-- START --

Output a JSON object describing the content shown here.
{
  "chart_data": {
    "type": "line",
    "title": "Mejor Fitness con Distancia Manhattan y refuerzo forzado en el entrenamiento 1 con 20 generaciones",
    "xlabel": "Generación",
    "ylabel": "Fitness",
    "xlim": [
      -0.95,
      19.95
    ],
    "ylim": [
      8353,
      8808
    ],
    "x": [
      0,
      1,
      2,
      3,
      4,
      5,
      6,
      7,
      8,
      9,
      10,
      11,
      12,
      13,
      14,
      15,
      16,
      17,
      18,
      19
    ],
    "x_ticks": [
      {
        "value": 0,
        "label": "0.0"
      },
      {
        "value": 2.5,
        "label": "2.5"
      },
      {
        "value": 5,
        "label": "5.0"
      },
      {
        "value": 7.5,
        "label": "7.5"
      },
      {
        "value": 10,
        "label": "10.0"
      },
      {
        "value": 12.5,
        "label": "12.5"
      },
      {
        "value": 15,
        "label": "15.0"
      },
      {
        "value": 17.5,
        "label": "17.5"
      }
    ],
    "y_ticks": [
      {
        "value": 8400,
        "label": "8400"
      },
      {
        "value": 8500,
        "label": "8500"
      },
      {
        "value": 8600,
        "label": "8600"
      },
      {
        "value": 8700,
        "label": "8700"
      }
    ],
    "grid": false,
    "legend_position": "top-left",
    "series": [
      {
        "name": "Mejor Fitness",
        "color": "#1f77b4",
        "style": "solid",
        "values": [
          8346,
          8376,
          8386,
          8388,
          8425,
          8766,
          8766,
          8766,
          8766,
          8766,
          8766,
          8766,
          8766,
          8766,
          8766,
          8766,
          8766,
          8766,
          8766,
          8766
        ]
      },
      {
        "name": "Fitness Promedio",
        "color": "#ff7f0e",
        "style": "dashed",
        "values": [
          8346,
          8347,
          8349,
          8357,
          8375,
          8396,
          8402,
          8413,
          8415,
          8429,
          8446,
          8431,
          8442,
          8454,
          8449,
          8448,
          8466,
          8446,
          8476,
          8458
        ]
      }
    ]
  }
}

-- END --

Your instructions: Lines that hold the word "name" are the ones to return, every one of them.

Task solution:
        "name": "Mejor Fitness",
        "name": "Fitness Promedio",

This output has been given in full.